Which lines include the word "right"? Copy each of them.
======
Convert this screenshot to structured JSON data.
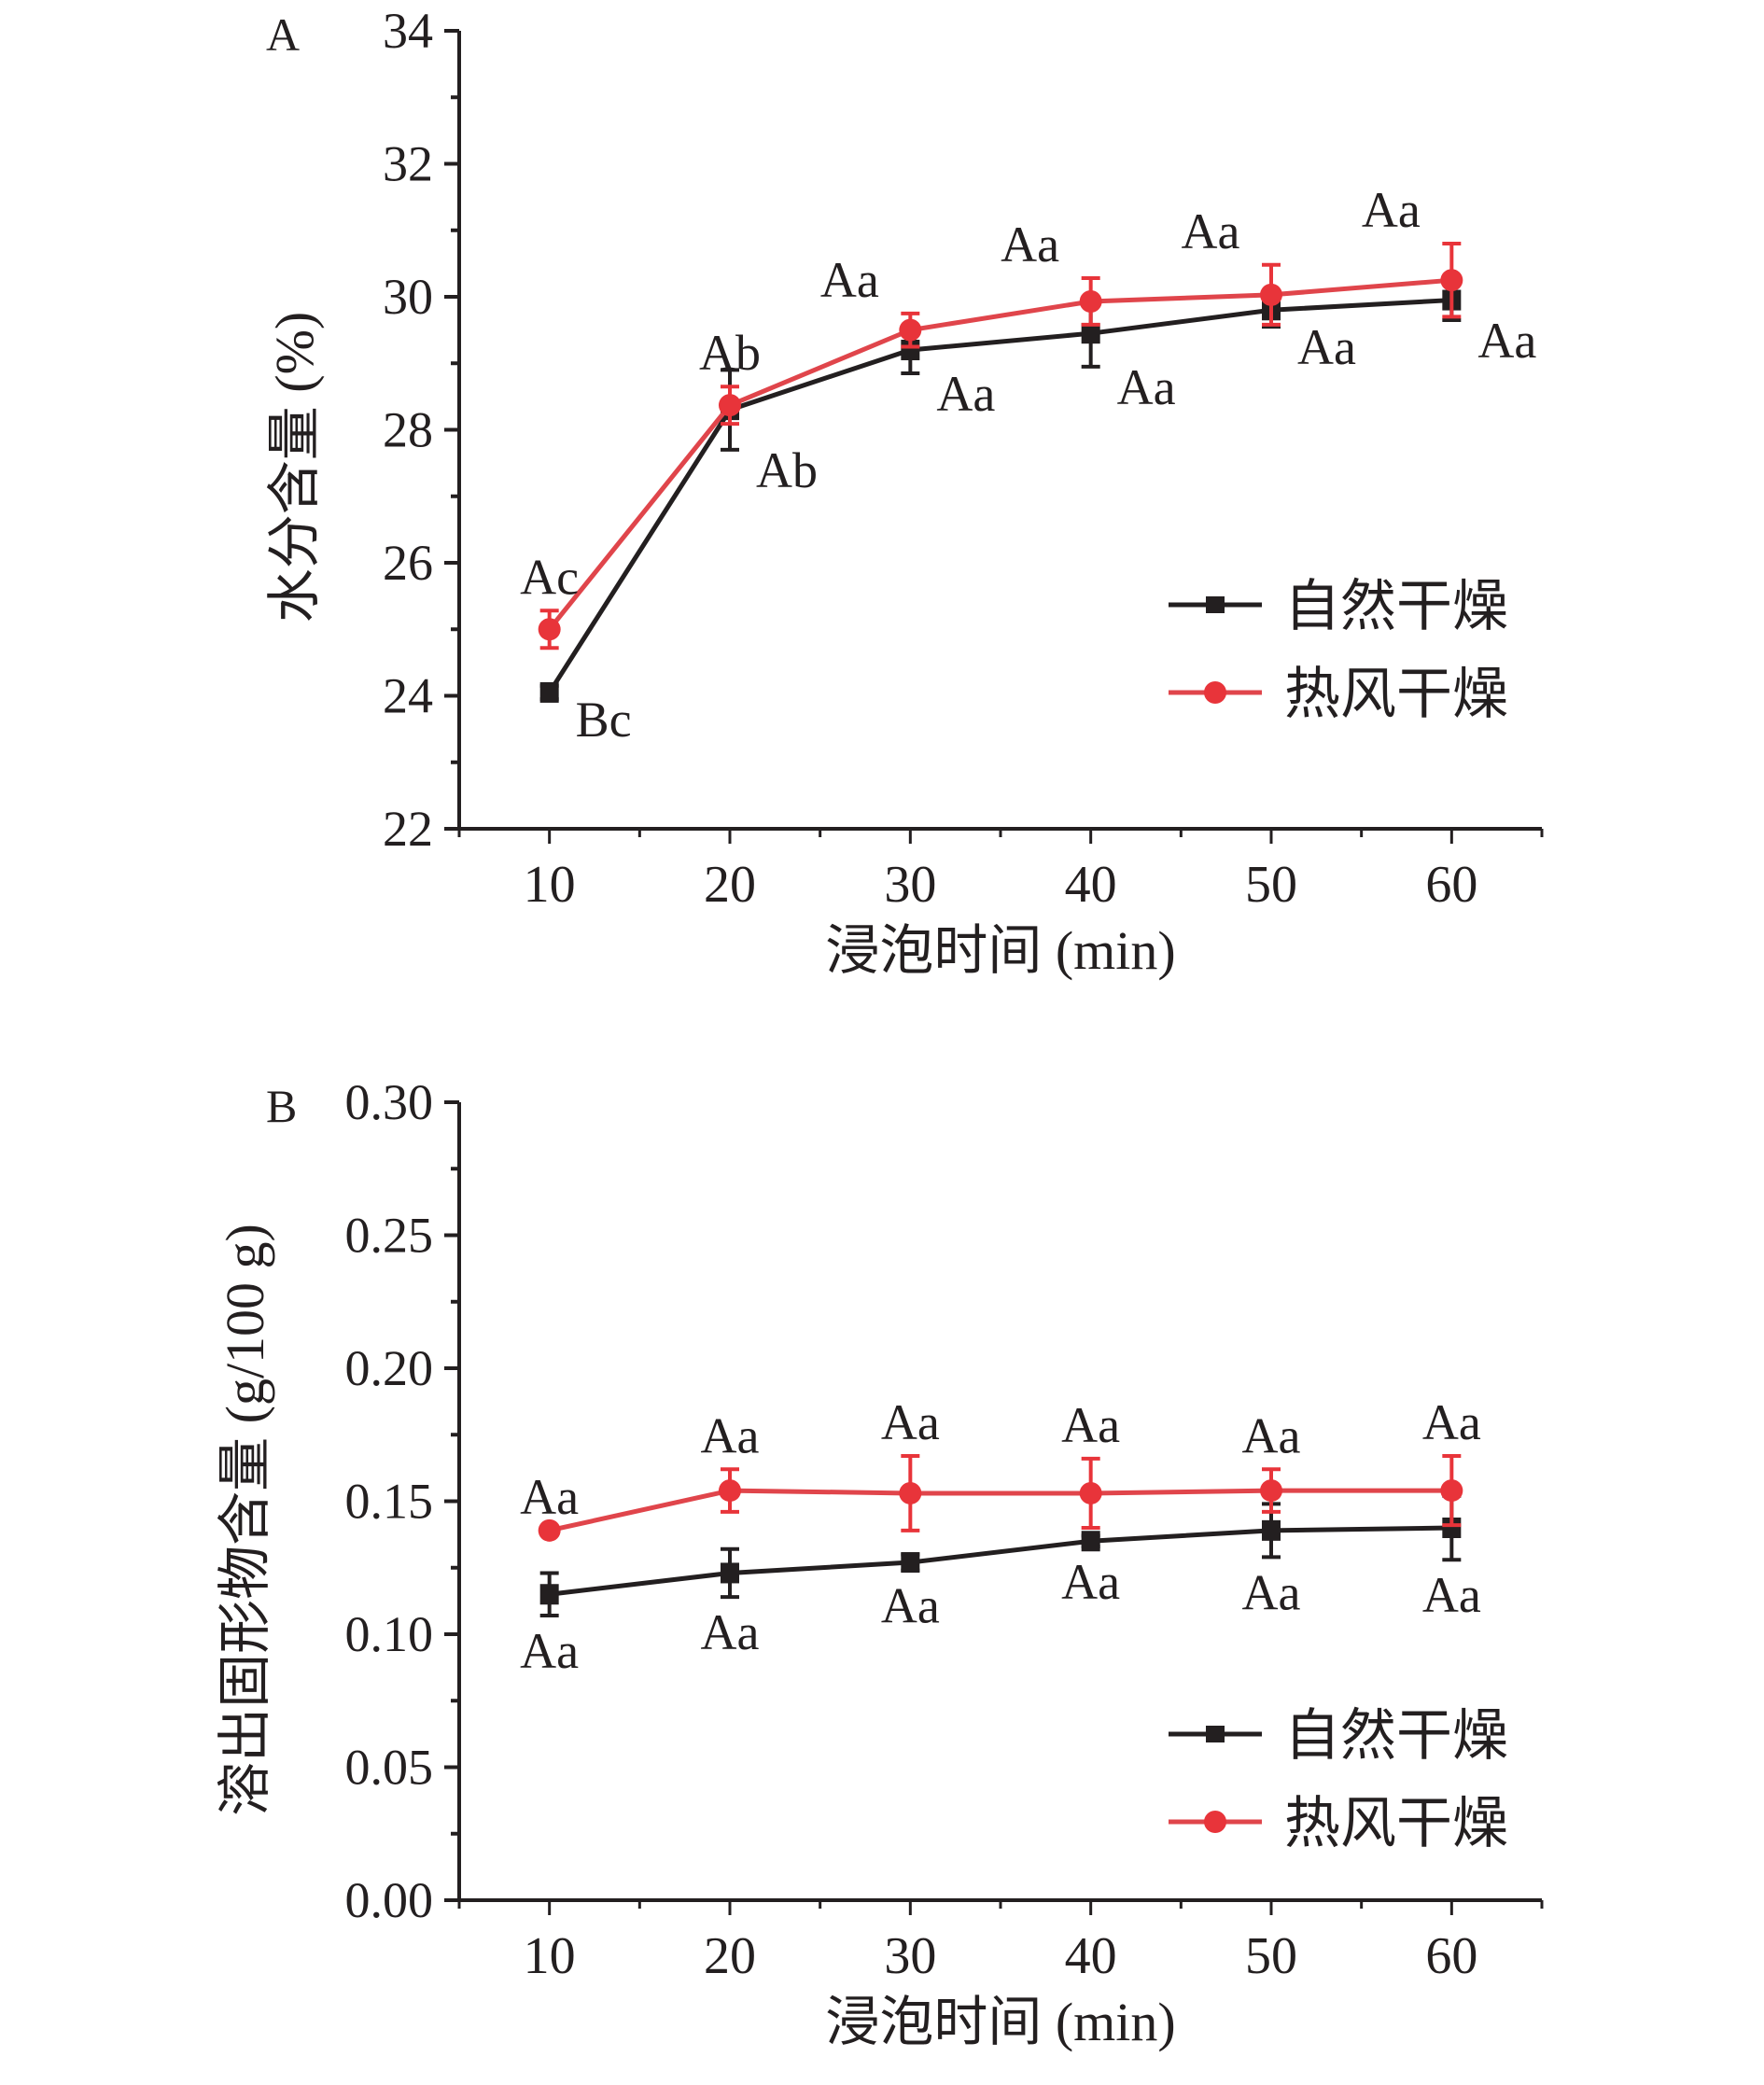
{
  "colors": {
    "natural": "#231f20",
    "hot": "#e8343a",
    "hot_line": "#e0454b",
    "axis": "#231f20"
  },
  "chart_data": [
    {
      "type": "line",
      "panel_label": "A",
      "xlabel": "浸泡时间 (min)",
      "ylabel": "水分含量 (%)",
      "x": [
        10,
        20,
        30,
        40,
        50,
        60
      ],
      "xlim": [
        5,
        65
      ],
      "ylim": [
        22,
        34
      ],
      "yticks": [
        22,
        24,
        26,
        28,
        30,
        32,
        34
      ],
      "ytick_labels": [
        "22",
        "24",
        "26",
        "28",
        "30",
        "32",
        "34"
      ],
      "xtick_labels": [
        "10",
        "20",
        "30",
        "40",
        "50",
        "60"
      ],
      "legend_position": "right",
      "series": [
        {
          "name": "自然干燥",
          "marker": "square",
          "color_key": "natural",
          "values": [
            24.05,
            28.3,
            29.2,
            29.45,
            29.8,
            29.95
          ],
          "errors": [
            0.1,
            0.6,
            0.35,
            0.5,
            0.25,
            0.3
          ],
          "labels": [
            "Bc",
            "Ab",
            "Aa",
            "Aa",
            "Aa",
            "Aa"
          ],
          "label_pos": "below-right"
        },
        {
          "name": "热风干燥",
          "marker": "circle",
          "color_key": "hot",
          "values": [
            25.0,
            28.37,
            29.5,
            29.93,
            30.03,
            30.25
          ],
          "errors": [
            0.28,
            0.28,
            0.25,
            0.35,
            0.45,
            0.55
          ],
          "labels": [
            "Ac",
            "Ab",
            "Aa",
            "Aa",
            "Aa",
            "Aa"
          ],
          "label_pos": "above"
        }
      ]
    },
    {
      "type": "line",
      "panel_label": "B",
      "xlabel": "浸泡时间 (min)",
      "ylabel": "溶出固形物含量 (g/100 g)",
      "x": [
        10,
        20,
        30,
        40,
        50,
        60
      ],
      "xlim": [
        5,
        65
      ],
      "ylim": [
        0,
        0.3
      ],
      "yticks": [
        0,
        0.05,
        0.1,
        0.15,
        0.2,
        0.25,
        0.3
      ],
      "ytick_labels": [
        "0.00",
        "0.05",
        "0.10",
        "0.15",
        "0.20",
        "0.25",
        "0.30"
      ],
      "xtick_labels": [
        "10",
        "20",
        "30",
        "40",
        "50",
        "60"
      ],
      "legend_position": "lower-right",
      "series": [
        {
          "name": "自然干燥",
          "marker": "square",
          "color_key": "natural",
          "values": [
            0.115,
            0.123,
            0.127,
            0.135,
            0.139,
            0.14
          ],
          "errors": [
            0.008,
            0.009,
            0.003,
            0.002,
            0.01,
            0.012
          ],
          "labels": [
            "Aa",
            "Aa",
            "Aa",
            "Aa",
            "Aa",
            "Aa"
          ],
          "label_pos": "below"
        },
        {
          "name": "热风干燥",
          "marker": "circle",
          "color_key": "hot",
          "values": [
            0.139,
            0.154,
            0.153,
            0.153,
            0.154,
            0.154
          ],
          "errors": [
            0.0,
            0.008,
            0.014,
            0.013,
            0.008,
            0.013
          ],
          "labels": [
            "Aa",
            "Aa",
            "Aa",
            "Aa",
            "Aa",
            "Aa"
          ],
          "label_pos": "above"
        }
      ]
    }
  ]
}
======
Answer for this exercise |
      "legend_position": "right",
          "label_pos": "below-right"
      "legend_position": "lower-right",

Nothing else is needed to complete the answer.